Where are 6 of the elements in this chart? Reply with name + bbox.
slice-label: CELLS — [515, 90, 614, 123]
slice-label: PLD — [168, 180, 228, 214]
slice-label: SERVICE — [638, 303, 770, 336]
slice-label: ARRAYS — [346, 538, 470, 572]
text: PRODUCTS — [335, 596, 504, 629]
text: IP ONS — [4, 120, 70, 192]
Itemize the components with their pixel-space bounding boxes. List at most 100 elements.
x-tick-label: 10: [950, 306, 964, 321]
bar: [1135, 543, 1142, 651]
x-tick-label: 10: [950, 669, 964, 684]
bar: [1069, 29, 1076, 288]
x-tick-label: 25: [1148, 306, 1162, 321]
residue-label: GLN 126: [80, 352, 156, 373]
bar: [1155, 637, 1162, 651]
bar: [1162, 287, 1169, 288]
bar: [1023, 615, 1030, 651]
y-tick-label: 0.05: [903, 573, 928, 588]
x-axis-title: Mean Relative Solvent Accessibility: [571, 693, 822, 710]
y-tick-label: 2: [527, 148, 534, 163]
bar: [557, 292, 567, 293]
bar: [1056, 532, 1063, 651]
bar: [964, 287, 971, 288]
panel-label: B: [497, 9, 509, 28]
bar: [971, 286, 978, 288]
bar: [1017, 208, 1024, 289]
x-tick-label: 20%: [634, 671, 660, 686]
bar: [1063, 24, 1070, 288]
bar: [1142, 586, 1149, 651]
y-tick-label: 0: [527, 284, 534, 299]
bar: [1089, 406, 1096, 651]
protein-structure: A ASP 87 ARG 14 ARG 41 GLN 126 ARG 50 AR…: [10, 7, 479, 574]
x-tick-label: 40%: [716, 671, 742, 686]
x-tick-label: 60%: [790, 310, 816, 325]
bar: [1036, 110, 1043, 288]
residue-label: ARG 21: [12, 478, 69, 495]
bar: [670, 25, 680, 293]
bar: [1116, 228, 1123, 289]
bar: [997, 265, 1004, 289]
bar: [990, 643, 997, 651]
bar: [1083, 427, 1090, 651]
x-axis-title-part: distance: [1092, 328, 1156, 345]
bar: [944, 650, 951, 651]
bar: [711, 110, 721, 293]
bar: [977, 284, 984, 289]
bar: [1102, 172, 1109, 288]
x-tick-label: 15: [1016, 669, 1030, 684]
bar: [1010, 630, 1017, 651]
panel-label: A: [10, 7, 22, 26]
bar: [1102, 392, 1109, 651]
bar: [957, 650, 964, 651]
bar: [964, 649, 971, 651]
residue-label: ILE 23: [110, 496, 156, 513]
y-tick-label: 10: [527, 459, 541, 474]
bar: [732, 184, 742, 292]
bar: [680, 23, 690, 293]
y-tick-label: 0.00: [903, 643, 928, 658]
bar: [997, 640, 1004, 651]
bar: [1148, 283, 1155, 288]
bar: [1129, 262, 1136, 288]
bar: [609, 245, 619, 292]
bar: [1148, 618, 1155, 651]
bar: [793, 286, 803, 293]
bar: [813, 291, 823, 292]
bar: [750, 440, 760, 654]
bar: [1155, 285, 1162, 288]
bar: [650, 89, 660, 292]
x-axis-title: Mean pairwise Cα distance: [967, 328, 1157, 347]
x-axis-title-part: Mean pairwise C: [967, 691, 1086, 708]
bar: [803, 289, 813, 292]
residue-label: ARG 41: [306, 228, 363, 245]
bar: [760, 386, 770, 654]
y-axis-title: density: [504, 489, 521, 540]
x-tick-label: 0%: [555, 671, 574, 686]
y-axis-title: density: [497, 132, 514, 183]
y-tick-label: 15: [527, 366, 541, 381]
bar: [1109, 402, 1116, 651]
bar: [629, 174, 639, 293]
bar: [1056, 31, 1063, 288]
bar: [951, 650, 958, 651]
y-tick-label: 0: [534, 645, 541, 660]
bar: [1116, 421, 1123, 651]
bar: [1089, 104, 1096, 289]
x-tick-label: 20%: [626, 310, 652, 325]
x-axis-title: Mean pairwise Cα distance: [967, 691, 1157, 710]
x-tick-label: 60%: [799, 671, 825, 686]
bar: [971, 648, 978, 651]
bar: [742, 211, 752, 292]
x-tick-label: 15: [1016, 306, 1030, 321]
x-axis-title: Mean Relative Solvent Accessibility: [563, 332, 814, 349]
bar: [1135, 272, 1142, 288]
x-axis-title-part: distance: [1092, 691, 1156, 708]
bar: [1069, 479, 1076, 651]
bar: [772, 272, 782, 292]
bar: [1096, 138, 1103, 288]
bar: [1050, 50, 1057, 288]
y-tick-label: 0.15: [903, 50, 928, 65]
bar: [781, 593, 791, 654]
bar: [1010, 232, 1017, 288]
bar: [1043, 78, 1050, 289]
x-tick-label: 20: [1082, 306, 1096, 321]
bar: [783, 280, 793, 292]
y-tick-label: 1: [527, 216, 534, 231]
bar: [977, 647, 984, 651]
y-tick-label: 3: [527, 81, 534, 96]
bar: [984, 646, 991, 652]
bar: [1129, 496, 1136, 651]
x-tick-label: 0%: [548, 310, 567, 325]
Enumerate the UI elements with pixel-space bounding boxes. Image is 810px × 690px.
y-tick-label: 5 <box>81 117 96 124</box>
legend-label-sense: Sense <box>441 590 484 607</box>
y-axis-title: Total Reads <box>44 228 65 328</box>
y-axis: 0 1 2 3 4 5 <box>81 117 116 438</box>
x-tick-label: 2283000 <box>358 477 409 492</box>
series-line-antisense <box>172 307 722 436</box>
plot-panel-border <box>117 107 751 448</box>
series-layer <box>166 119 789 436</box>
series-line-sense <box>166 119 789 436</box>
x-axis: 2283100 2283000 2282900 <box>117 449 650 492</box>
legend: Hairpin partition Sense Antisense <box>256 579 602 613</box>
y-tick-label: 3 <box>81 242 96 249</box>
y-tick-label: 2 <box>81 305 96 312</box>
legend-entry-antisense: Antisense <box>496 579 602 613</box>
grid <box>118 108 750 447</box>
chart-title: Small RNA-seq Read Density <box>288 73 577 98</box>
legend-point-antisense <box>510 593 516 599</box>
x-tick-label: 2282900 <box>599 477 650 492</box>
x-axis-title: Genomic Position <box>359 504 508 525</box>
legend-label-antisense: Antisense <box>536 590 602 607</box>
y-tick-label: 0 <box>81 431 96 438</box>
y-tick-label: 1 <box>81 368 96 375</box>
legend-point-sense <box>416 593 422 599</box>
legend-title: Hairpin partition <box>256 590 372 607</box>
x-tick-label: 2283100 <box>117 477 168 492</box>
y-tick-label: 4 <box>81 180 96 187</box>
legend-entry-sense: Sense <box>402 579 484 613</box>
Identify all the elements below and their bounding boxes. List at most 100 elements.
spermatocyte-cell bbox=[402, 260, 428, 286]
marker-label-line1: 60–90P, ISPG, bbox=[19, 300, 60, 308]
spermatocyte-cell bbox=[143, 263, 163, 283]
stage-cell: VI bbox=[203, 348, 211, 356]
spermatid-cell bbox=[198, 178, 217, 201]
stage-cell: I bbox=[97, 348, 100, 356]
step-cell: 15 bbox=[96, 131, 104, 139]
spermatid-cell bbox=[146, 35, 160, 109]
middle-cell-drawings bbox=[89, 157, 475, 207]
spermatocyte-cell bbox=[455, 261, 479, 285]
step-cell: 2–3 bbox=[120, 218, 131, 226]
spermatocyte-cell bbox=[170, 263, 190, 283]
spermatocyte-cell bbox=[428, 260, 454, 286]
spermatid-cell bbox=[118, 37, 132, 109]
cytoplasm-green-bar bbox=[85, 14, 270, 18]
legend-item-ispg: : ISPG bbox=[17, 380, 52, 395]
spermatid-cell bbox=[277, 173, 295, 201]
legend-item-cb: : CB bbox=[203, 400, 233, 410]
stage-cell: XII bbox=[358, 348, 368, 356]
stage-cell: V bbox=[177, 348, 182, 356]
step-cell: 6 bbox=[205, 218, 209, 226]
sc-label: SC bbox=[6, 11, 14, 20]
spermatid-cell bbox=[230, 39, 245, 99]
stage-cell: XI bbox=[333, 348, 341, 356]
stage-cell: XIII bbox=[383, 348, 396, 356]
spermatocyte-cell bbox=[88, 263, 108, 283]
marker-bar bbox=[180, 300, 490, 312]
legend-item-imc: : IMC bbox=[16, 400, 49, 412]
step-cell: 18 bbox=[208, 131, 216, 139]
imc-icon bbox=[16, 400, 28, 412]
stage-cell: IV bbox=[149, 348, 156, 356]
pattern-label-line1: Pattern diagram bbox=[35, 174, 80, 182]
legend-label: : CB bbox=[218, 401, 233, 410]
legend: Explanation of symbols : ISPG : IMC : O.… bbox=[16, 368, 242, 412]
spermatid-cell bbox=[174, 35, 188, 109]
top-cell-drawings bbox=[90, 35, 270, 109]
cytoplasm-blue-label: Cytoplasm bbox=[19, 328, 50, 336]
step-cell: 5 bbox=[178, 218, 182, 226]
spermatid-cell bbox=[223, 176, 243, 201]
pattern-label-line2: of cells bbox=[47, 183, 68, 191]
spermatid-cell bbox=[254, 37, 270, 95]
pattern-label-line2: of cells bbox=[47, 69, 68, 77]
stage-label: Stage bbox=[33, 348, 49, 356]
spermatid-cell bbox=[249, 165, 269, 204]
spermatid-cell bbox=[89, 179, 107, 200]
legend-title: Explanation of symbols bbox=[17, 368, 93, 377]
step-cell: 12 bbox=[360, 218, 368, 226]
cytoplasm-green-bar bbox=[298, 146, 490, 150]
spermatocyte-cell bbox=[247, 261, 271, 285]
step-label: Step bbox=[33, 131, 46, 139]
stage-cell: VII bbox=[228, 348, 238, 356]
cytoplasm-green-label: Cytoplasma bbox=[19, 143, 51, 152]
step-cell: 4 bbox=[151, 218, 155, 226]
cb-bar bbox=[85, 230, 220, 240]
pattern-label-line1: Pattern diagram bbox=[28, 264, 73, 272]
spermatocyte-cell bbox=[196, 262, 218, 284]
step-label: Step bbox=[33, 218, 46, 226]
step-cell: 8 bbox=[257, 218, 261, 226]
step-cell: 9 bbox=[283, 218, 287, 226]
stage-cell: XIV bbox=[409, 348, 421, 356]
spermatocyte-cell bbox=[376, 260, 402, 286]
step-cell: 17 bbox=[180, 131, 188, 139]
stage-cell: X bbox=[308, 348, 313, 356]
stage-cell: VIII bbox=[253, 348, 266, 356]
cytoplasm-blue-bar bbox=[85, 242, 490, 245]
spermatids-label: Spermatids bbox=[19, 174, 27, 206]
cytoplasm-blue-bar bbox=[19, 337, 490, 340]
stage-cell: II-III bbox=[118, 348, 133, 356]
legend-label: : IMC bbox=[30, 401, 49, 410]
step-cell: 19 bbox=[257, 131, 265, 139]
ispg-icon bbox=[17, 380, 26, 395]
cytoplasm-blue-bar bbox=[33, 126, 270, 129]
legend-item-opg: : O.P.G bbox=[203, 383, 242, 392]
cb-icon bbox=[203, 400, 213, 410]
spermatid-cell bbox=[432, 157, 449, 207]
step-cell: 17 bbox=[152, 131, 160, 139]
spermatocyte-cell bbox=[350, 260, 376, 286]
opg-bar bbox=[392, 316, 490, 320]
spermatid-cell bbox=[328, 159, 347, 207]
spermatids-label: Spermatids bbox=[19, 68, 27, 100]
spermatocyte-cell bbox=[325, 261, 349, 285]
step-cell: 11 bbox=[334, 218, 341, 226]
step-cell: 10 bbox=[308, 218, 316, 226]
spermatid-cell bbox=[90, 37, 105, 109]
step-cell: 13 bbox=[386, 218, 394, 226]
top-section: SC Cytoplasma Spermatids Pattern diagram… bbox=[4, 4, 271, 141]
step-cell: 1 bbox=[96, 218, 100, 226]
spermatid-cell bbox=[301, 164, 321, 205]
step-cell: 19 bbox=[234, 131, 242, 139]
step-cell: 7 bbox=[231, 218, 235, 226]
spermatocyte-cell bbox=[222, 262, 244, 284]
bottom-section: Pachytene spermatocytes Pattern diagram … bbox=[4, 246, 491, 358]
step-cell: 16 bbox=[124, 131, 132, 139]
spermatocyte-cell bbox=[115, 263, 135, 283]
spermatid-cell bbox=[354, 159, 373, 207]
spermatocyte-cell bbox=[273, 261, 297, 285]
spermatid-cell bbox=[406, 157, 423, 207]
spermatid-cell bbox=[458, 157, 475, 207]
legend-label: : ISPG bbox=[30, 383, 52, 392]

## Task directions
Using the listing above, find how many lines include "chart"; reply with the number and no other words.

## Task solution
2